• CHALLENGE: Repeat each record below exactly as given.

──────────────────────────────

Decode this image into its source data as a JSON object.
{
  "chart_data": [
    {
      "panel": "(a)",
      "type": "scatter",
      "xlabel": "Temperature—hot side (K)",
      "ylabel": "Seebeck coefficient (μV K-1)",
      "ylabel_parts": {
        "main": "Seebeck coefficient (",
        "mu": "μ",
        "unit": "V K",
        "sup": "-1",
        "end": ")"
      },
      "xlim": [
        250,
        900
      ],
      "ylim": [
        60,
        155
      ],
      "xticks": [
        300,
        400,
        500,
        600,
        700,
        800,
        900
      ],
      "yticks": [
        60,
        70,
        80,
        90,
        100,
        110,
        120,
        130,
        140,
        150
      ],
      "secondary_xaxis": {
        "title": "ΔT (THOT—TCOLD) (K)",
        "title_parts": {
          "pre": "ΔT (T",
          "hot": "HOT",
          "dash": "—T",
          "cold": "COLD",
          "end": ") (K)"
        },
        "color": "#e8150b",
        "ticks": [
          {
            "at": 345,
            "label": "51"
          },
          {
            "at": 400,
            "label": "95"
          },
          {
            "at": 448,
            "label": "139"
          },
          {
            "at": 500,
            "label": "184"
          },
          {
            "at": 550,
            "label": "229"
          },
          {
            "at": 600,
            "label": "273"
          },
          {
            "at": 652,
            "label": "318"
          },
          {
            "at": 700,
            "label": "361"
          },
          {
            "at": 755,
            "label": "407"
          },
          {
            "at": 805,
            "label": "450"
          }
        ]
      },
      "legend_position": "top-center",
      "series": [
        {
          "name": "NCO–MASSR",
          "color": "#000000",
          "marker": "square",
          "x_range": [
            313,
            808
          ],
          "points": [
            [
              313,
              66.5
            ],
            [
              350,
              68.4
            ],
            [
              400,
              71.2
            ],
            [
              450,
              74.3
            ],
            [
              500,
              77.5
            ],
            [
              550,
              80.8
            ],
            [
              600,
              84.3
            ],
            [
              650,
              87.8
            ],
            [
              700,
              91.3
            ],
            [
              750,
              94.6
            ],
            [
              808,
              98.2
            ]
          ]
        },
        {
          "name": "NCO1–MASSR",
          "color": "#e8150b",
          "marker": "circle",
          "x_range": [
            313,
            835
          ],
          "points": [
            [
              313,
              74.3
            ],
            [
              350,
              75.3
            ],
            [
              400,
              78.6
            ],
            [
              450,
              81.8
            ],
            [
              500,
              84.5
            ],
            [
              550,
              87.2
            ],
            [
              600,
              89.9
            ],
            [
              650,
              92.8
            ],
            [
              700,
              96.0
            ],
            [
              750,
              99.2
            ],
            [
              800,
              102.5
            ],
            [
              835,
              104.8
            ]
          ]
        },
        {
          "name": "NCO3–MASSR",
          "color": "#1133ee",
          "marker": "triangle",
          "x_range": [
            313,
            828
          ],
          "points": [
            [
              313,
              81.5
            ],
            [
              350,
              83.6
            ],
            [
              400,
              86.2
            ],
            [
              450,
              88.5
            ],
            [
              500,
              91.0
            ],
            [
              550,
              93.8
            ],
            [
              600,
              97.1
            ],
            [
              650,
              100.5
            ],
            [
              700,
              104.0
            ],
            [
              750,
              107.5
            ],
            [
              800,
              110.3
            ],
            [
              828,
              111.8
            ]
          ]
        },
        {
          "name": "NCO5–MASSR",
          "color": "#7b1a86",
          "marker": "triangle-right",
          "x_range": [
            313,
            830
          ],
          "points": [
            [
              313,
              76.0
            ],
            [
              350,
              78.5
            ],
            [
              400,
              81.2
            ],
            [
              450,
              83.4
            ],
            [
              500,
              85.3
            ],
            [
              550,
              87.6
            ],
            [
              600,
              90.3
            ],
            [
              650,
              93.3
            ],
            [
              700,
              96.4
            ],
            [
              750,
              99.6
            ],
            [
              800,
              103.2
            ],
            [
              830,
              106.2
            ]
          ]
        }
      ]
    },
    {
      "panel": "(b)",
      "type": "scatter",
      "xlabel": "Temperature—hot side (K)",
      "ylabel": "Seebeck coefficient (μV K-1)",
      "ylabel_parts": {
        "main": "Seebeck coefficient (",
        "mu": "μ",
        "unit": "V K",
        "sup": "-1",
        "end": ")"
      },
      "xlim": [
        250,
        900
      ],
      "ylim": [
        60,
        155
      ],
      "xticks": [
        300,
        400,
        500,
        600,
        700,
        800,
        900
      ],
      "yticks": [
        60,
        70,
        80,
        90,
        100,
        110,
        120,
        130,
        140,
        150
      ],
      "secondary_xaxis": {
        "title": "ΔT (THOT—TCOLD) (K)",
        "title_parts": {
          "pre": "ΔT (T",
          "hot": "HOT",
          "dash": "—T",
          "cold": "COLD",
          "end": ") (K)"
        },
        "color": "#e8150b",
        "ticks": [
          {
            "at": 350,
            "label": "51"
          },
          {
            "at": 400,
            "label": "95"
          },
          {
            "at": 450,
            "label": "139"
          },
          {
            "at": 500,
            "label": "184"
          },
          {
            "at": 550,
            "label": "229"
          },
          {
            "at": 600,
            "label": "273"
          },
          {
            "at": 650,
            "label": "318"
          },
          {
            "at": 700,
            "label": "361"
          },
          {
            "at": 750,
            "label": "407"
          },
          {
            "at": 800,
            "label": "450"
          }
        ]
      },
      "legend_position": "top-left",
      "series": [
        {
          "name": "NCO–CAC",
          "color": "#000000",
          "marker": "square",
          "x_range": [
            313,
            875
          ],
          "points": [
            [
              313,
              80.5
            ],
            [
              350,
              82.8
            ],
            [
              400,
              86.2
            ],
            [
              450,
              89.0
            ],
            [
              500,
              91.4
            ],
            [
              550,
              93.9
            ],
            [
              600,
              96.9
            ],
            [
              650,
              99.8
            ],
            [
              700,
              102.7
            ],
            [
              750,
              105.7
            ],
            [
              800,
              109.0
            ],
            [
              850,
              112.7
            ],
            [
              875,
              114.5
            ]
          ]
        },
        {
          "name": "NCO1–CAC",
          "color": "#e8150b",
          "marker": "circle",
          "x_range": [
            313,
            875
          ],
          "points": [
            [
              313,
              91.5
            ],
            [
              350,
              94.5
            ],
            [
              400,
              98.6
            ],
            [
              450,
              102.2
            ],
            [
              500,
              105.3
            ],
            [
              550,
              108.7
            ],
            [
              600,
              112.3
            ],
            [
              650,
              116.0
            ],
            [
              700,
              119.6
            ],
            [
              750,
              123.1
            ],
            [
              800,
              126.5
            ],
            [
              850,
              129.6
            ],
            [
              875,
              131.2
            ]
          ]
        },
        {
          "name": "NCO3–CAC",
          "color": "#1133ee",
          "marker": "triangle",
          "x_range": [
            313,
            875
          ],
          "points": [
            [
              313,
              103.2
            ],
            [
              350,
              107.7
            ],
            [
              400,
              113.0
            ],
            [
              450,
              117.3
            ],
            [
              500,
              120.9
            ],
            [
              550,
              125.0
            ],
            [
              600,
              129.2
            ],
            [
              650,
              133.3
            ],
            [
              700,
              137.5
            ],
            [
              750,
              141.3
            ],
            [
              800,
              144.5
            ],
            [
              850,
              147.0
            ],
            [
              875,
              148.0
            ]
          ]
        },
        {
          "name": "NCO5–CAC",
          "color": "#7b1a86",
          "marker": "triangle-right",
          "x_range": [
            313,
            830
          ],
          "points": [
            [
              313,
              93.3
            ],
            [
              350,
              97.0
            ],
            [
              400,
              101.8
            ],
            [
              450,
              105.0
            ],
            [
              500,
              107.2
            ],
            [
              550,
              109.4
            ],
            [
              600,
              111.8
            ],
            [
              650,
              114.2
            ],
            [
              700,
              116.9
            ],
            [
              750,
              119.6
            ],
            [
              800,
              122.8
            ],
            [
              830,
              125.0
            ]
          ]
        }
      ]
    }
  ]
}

──────────────────────────────

• THE RESPONSE:
Decode this image into its source data as a JSON object.
{
  "chart_data": [
    {
      "panel": "(a)",
      "type": "scatter",
      "xlabel": "Temperature—hot side (K)",
      "ylabel": "Seebeck coefficient (μV K-1)",
      "ylabel_parts": {
        "main": "Seebeck coefficient (",
        "mu": "μ",
        "unit": "V K",
        "sup": "-1",
        "end": ")"
      },
      "xlim": [
        250,
        900
      ],
      "ylim": [
        60,
        155
      ],
      "xticks": [
        300,
        400,
        500,
        600,
        700,
        800,
        900
      ],
      "yticks": [
        60,
        70,
        80,
        90,
        100,
        110,
        120,
        130,
        140,
        150
      ],
      "secondary_xaxis": {
        "title": "ΔT (THOT—TCOLD) (K)",
        "title_parts": {
          "pre": "ΔT (T",
          "hot": "HOT",
          "dash": "—T",
          "cold": "COLD",
          "end": ") (K)"
        },
        "color": "#e8150b",
        "ticks": [
          {
            "at": 345,
            "label": "51"
          },
          {
            "at": 400,
            "label": "95"
          },
          {
            "at": 448,
            "label": "139"
          },
          {
            "at": 500,
            "label": "184"
          },
          {
            "at": 550,
            "label": "229"
          },
          {
            "at": 600,
            "label": "273"
          },
          {
            "at": 652,
            "label": "318"
          },
          {
            "at": 700,
            "label": "361"
          },
          {
            "at": 755,
            "label": "407"
          },
          {
            "at": 805,
            "label": "450"
          }
        ]
      },
      "legend_position": "top-center",
      "series": [
        {
          "name": "NCO–MASSR",
          "color": "#000000",
          "marker": "square",
          "x_range": [
            313,
            808
          ],
          "points": [
            [
              313,
              66.5
            ],
            [
              350,
              68.4
            ],
            [
              400,
              71.2
            ],
            [
              450,
              74.3
            ],
            [
              500,
              77.5
            ],
            [
              550,
              80.8
            ],
            [
              600,
              84.3
            ],
            [
              650,
              87.8
            ],
            [
              700,
              91.3
            ],
            [
              750,
              94.6
            ],
            [
              808,
              98.2
            ]
          ]
        },
        {
          "name": "NCO1–MASSR",
          "color": "#e8150b",
          "marker": "circle",
          "x_range": [
            313,
            835
          ],
          "points": [
            [
              313,
              74.3
            ],
            [
              350,
              75.3
            ],
            [
              400,
              78.6
            ],
            [
              450,
              81.8
            ],
            [
              500,
              84.5
            ],
            [
              550,
              87.2
            ],
            [
              600,
              89.9
            ],
            [
              650,
              92.8
            ],
            [
              700,
              96.0
            ],
            [
              750,
              99.2
            ],
            [
              800,
              102.5
            ],
            [
              835,
              104.8
            ]
          ]
        },
        {
          "name": "NCO3–MASSR",
          "color": "#1133ee",
          "marker": "triangle",
          "x_range": [
            313,
            828
          ],
          "points": [
            [
              313,
              81.5
            ],
            [
              350,
              83.6
            ],
            [
              400,
              86.2
            ],
            [
              450,
              88.5
            ],
            [
              500,
              91.0
            ],
            [
              550,
              93.8
            ],
            [
              600,
              97.1
            ],
            [
              650,
              100.5
            ],
            [
              700,
              104.0
            ],
            [
              750,
              107.5
            ],
            [
              800,
              110.3
            ],
            [
              828,
              111.8
            ]
          ]
        },
        {
          "name": "NCO5–MASSR",
          "color": "#7b1a86",
          "marker": "triangle-right",
          "x_range": [
            313,
            830
          ],
          "points": [
            [
              313,
              76.0
            ],
            [
              350,
              78.5
            ],
            [
              400,
              81.2
            ],
            [
              450,
              83.4
            ],
            [
              500,
              85.3
            ],
            [
              550,
              87.6
            ],
            [
              600,
              90.3
            ],
            [
              650,
              93.3
            ],
            [
              700,
              96.4
            ],
            [
              750,
              99.6
            ],
            [
              800,
              103.2
            ],
            [
              830,
              106.2
            ]
          ]
        }
      ]
    },
    {
      "panel": "(b)",
      "type": "scatter",
      "xlabel": "Temperature—hot side (K)",
      "ylabel": "Seebeck coefficient (μV K-1)",
      "ylabel_parts": {
        "main": "Seebeck coefficient (",
        "mu": "μ",
        "unit": "V K",
        "sup": "-1",
        "end": ")"
      },
      "xlim": [
        250,
        900
      ],
      "ylim": [
        60,
        155
      ],
      "xticks": [
        300,
        400,
        500,
        600,
        700,
        800,
        900
      ],
      "yticks": [
        60,
        70,
        80,
        90,
        100,
        110,
        120,
        130,
        140,
        150
      ],
      "secondary_xaxis": {
        "title": "ΔT (THOT—TCOLD) (K)",
        "title_parts": {
          "pre": "ΔT (T",
          "hot": "HOT",
          "dash": "—T",
          "cold": "COLD",
          "end": ") (K)"
        },
        "color": "#e8150b",
        "ticks": [
          {
            "at": 350,
            "label": "51"
          },
          {
            "at": 400,
            "label": "95"
          },
          {
            "at": 450,
            "label": "139"
          },
          {
            "at": 500,
            "label": "184"
          },
          {
            "at": 550,
            "label": "229"
          },
          {
            "at": 600,
            "label": "273"
          },
          {
            "at": 650,
            "label": "318"
          },
          {
            "at": 700,
            "label": "361"
          },
          {
            "at": 750,
            "label": "407"
          },
          {
            "at": 800,
            "label": "450"
          }
        ]
      },
      "legend_position": "top-left",
      "series": [
        {
          "name": "NCO–CAC",
          "color": "#000000",
          "marker": "square",
          "x_range": [
            313,
            875
          ],
          "points": [
            [
              313,
              80.5
            ],
            [
              350,
              82.8
            ],
            [
              400,
              86.2
            ],
            [
              450,
              89.0
            ],
            [
              500,
              91.4
            ],
            [
              550,
              93.9
            ],
            [
              600,
              96.9
            ],
            [
              650,
              99.8
            ],
            [
              700,
              102.7
            ],
            [
              750,
              105.7
            ],
            [
              800,
              109.0
            ],
            [
              850,
              112.7
            ],
            [
              875,
              114.5
            ]
          ]
        },
        {
          "name": "NCO1–CAC",
          "color": "#e8150b",
          "marker": "circle",
          "x_range": [
            313,
            875
          ],
          "points": [
            [
              313,
              91.5
            ],
            [
              350,
              94.5
            ],
            [
              400,
              98.6
            ],
            [
              450,
              102.2
            ],
            [
              500,
              105.3
            ],
            [
              550,
              108.7
            ],
            [
              600,
              112.3
            ],
            [
              650,
              116.0
            ],
            [
              700,
              119.6
            ],
            [
              750,
              123.1
            ],
            [
              800,
              126.5
            ],
            [
              850,
              129.6
            ],
            [
              875,
              131.2
            ]
          ]
        },
        {
          "name": "NCO3–CAC",
          "color": "#1133ee",
          "marker": "triangle",
          "x_range": [
            313,
            875
          ],
          "points": [
            [
              313,
              103.2
            ],
            [
              350,
              107.7
            ],
            [
              400,
              113.0
            ],
            [
              450,
              117.3
            ],
            [
              500,
              120.9
            ],
            [
              550,
              125.0
            ],
            [
              600,
              129.2
            ],
            [
              650,
              133.3
            ],
            [
              700,
              137.5
            ],
            [
              750,
              141.3
            ],
            [
              800,
              144.5
            ],
            [
              850,
              147.0
            ],
            [
              875,
              148.0
            ]
          ]
        },
        {
          "name": "NCO5–CAC",
          "color": "#7b1a86",
          "marker": "triangle-right",
          "x_range": [
            313,
            830
          ],
          "points": [
            [
              313,
              93.3
            ],
            [
              350,
              97.0
            ],
            [
              400,
              101.8
            ],
            [
              450,
              105.0
            ],
            [
              500,
              107.2
            ],
            [
              550,
              109.4
            ],
            [
              600,
              111.8
            ],
            [
              650,
              114.2
            ],
            [
              700,
              116.9
            ],
            [
              750,
              119.6
            ],
            [
              800,
              122.8
            ],
            [
              830,
              125.0
            ]
          ]
        }
      ]
    }
  ]
}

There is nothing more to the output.